§ EXERCISE DATA
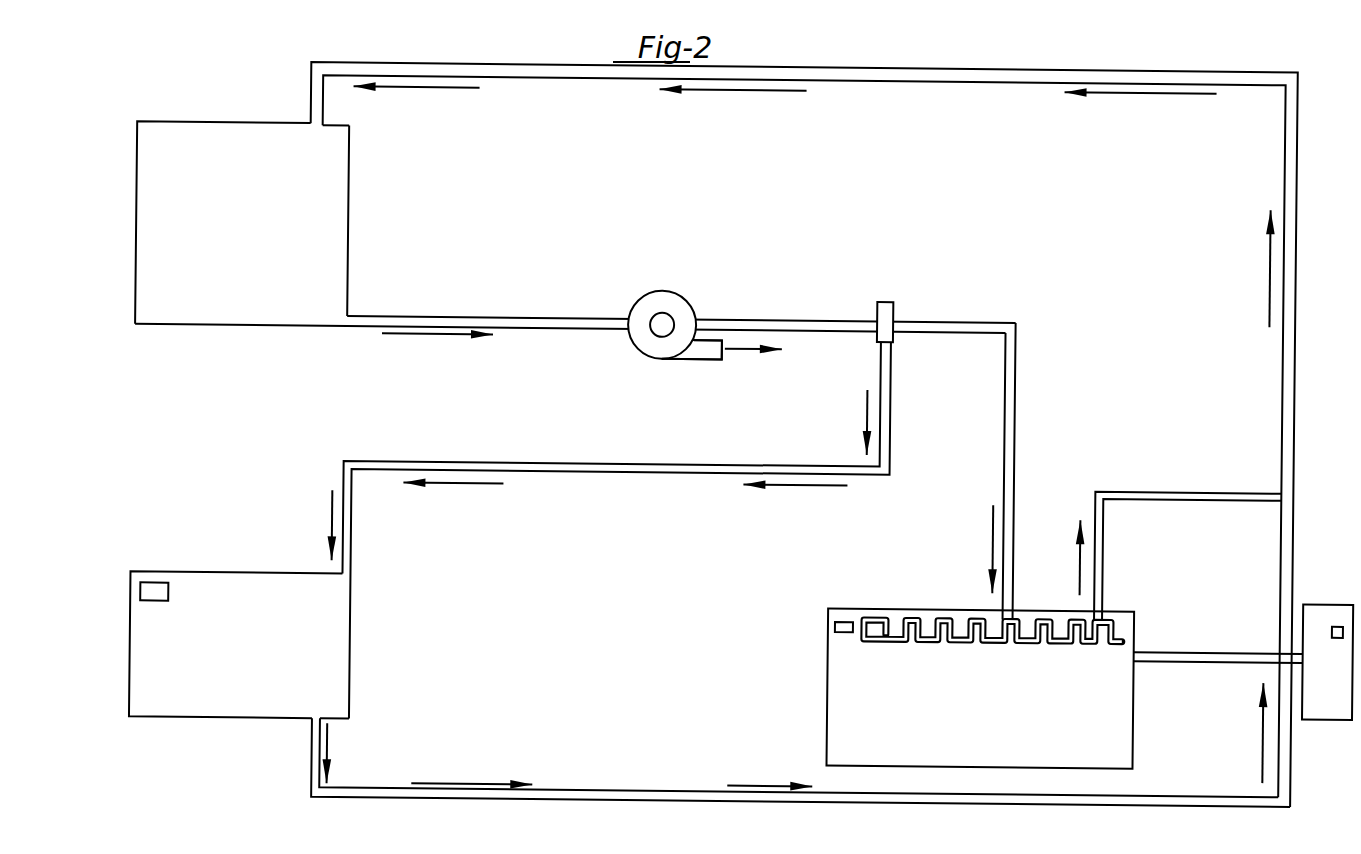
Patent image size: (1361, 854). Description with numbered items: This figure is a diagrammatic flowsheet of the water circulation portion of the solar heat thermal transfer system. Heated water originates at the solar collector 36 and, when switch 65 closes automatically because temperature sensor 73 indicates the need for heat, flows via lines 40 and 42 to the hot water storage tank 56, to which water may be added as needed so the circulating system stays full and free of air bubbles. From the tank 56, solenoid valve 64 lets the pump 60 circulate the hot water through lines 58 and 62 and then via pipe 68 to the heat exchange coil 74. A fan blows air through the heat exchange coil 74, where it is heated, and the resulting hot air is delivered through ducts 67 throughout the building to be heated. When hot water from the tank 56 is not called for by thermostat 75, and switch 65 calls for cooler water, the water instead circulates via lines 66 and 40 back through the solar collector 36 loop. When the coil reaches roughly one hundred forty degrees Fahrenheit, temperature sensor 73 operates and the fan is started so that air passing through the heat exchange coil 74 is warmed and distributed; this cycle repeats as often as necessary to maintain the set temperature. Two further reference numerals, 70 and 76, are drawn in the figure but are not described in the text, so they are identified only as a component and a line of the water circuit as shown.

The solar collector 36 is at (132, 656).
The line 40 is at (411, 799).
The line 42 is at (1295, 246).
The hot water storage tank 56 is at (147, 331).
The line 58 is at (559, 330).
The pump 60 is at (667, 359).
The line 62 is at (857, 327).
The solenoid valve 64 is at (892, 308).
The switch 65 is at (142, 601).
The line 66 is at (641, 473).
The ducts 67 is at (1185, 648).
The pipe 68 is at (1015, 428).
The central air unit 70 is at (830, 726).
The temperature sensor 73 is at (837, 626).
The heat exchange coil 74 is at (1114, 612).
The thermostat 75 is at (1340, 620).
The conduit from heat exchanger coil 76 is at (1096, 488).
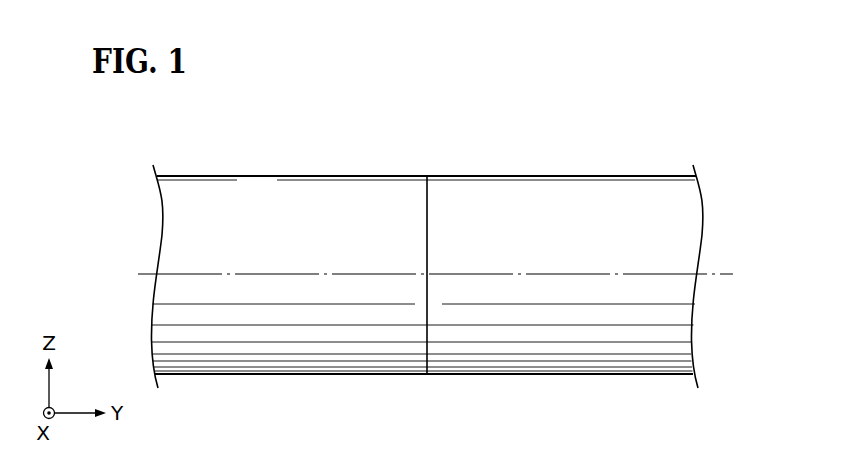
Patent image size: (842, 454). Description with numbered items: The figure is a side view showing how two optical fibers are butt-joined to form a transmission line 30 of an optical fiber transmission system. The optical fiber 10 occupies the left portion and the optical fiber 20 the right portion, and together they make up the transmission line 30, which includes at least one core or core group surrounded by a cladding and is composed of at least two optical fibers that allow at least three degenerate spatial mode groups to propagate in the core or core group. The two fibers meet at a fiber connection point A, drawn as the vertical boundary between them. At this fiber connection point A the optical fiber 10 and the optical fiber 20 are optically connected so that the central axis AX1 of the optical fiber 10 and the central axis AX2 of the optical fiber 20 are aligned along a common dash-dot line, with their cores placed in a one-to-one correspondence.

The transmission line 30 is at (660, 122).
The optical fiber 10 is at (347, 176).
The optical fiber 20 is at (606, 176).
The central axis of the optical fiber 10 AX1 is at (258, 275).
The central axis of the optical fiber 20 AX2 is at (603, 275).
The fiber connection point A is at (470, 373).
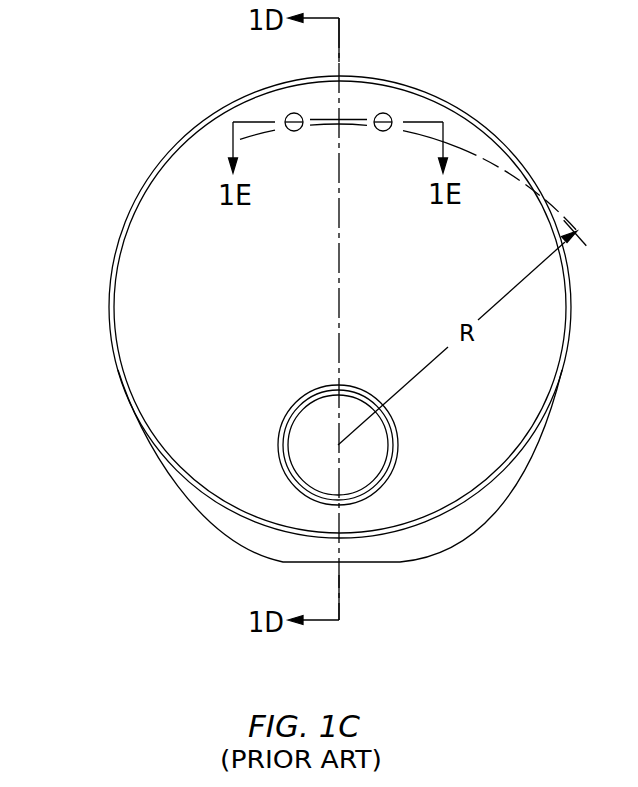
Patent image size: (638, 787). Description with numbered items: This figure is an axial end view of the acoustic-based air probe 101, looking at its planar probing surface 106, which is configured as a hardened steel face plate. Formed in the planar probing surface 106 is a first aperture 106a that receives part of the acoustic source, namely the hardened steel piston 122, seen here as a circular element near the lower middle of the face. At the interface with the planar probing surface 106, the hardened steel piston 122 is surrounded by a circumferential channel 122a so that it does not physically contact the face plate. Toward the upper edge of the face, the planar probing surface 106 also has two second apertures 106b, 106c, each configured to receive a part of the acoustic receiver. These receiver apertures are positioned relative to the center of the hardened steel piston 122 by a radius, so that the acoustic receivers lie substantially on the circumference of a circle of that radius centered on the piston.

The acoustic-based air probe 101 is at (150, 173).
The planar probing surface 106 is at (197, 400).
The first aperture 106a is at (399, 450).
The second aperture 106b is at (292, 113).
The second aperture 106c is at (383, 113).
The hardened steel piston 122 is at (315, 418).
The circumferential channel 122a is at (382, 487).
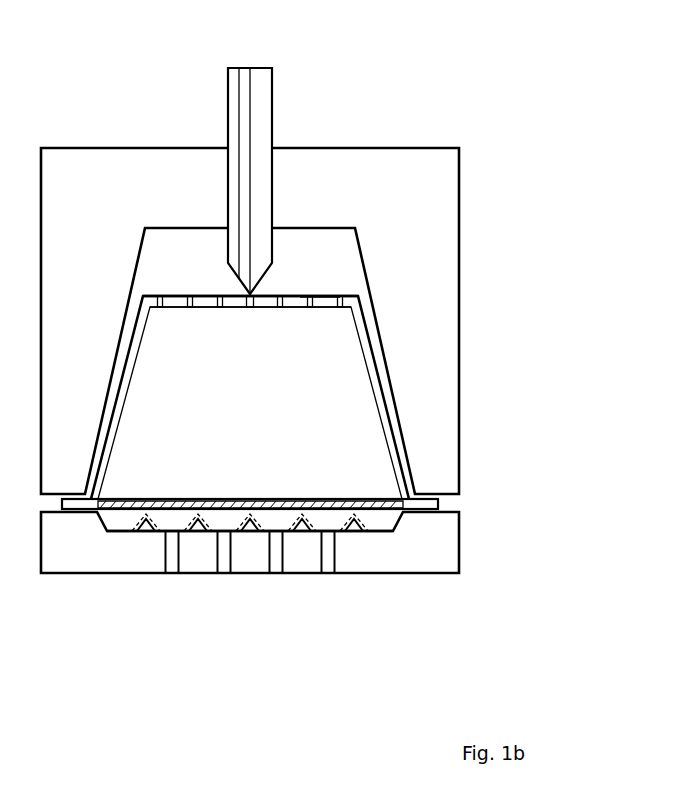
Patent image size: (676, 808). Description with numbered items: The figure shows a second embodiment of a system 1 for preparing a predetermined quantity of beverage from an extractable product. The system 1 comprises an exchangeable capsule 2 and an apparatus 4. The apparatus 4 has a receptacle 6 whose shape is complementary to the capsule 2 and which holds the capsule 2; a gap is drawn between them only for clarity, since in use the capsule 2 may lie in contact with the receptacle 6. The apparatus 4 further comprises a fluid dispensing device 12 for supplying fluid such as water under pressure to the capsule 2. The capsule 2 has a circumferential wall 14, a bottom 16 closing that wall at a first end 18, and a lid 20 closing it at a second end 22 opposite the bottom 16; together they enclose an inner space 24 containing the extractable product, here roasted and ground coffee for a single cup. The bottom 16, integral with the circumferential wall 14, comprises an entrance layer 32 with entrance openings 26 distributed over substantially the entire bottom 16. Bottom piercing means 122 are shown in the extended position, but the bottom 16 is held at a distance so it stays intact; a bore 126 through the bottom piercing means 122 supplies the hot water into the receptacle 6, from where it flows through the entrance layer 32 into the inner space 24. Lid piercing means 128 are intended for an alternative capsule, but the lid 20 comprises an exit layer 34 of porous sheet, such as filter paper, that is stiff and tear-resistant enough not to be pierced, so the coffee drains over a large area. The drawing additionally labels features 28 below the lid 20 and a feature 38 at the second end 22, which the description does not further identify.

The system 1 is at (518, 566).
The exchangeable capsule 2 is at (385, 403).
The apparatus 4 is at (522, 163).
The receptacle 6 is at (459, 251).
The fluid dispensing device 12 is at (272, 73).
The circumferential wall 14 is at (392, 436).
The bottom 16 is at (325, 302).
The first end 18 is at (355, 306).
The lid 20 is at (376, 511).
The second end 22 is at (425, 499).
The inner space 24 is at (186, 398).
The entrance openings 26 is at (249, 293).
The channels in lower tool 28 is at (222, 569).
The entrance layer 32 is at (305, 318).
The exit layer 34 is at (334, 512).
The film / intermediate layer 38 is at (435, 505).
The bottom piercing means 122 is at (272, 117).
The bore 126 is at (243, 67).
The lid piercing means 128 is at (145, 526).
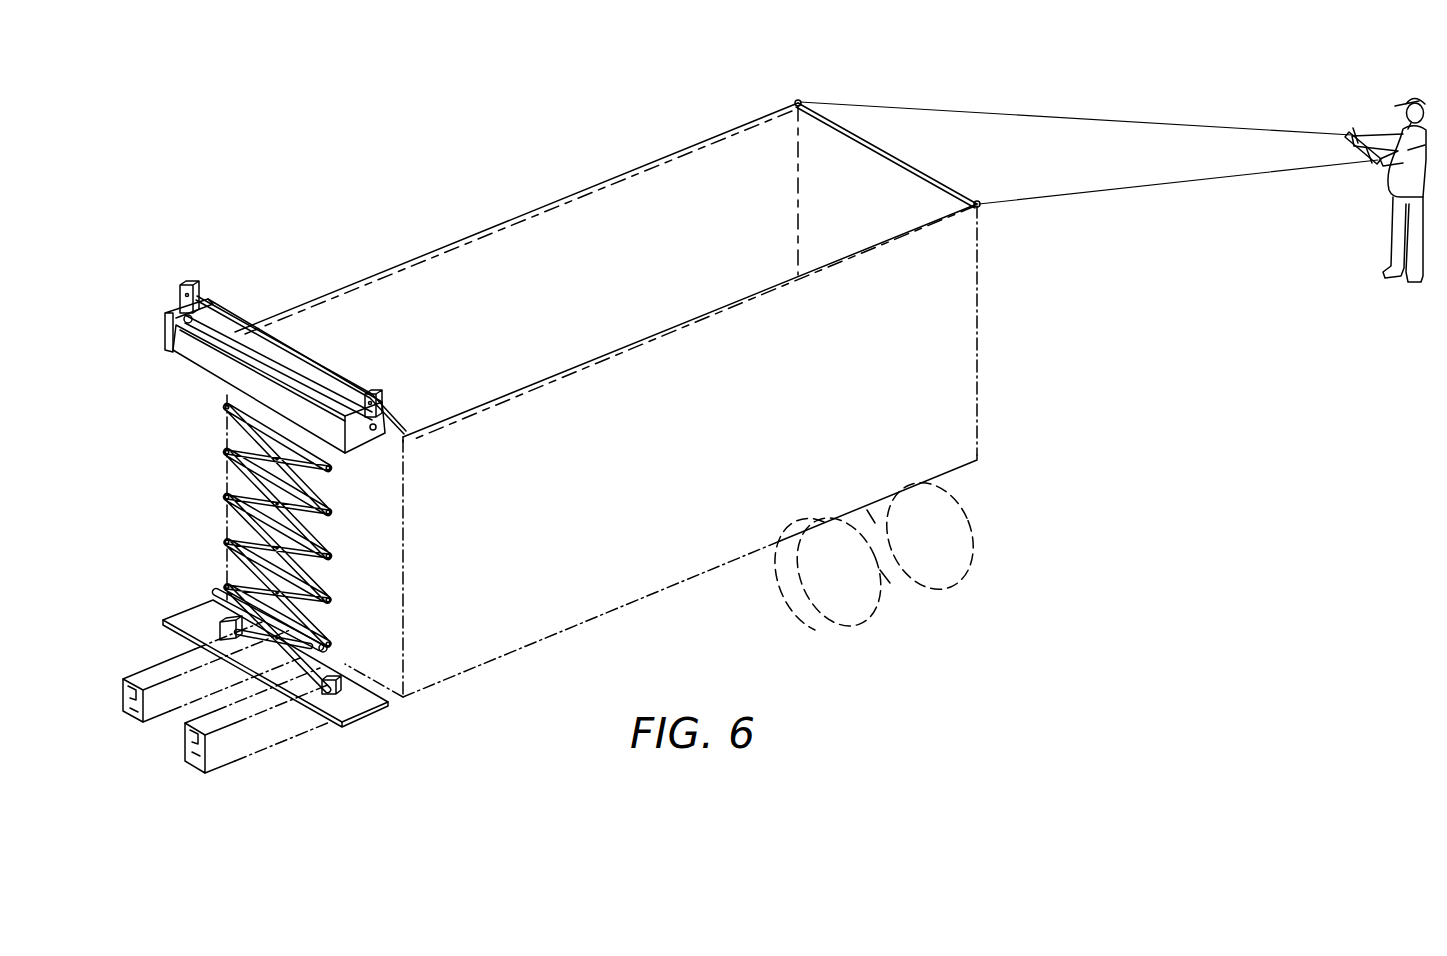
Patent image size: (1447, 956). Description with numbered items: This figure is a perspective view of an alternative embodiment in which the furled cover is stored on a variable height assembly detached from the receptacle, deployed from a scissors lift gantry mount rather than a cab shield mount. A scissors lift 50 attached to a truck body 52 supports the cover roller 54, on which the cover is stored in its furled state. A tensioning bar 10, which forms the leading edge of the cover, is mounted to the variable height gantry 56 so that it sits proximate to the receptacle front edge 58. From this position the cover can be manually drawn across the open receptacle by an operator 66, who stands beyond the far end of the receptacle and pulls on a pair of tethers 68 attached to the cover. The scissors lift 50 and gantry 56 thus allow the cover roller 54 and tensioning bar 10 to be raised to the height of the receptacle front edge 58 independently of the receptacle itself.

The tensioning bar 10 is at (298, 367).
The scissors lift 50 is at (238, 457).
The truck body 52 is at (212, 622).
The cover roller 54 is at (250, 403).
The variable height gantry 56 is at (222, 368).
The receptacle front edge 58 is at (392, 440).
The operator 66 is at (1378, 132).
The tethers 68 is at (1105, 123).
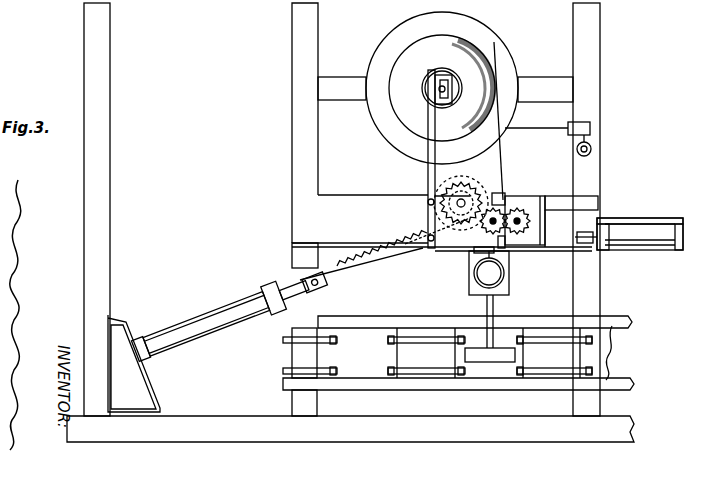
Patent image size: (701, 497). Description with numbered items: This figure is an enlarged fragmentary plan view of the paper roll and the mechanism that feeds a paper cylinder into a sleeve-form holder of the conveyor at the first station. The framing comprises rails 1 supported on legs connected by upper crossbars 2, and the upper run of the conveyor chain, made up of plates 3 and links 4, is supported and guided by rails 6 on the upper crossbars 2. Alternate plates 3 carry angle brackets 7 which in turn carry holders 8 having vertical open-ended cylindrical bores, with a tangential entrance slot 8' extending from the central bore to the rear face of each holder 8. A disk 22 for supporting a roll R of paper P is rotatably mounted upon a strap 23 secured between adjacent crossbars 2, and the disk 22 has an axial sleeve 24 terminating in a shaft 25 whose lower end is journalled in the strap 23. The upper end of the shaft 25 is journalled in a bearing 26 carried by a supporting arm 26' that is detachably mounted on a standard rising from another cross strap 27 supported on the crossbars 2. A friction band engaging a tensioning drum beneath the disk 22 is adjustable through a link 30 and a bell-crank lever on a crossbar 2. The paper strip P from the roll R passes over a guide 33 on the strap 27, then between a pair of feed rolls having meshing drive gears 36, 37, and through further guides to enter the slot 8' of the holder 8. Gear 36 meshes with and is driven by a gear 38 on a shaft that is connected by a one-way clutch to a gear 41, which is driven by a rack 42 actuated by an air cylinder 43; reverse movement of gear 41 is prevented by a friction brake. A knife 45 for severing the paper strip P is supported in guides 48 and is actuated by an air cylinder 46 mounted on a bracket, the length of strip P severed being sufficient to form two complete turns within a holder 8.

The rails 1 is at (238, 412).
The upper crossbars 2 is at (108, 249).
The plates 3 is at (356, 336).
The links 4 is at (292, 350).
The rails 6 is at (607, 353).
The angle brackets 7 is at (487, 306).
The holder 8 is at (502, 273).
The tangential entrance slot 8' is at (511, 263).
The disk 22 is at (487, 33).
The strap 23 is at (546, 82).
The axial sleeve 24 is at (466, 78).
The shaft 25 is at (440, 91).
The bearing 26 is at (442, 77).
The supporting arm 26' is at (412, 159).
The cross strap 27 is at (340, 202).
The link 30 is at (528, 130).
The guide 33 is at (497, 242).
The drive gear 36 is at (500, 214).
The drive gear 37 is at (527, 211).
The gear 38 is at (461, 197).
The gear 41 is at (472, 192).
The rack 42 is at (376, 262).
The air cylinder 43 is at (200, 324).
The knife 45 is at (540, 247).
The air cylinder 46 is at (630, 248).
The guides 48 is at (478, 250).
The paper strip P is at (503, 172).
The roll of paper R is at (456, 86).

§ EXERCISE AIM
Reproduce the lines of the material above without any change, starting at the line containing "Patent image size: (842, 454)." and ending at the line containing "The fiber connection", with both of those lines included.

§ EXERCISE RESPONSE
Patent image size: (842, 454). Description with numbered items: The figure is a side view showing how two optical fibers are butt-joined to form a transmission line 30 of an optical fiber transmission system. The optical fiber 10 occupies the left portion and the optical fiber 20 the right portion, and together they make up the transmission line 30, which includes at least one core or core group surrounded by a cladding and is composed of at least two optical fibers that allow at least three degenerate spatial mode groups to propagate in the core or core group. The two fibers meet at a fiber connection point A, drawn as the vertical boundary between them. At this fiber connection point A the optical fiber 10 and the optical fiber 20 are optically connected so that the central axis AX1 of the optical fiber 10 and the central axis AX2 of the optical fiber 20 are aligned along a common dash-dot line, with their cores placed in a one-to-one correspondence.

The transmission line 30 is at (660, 122).
The optical fiber 10 is at (347, 176).
The optical fiber 20 is at (606, 176).
The central axis of the optical fiber 10 AX1 is at (258, 275).
The central axis of the optical fiber 20 AX2 is at (603, 275).
The fiber connection point A is at (470, 373).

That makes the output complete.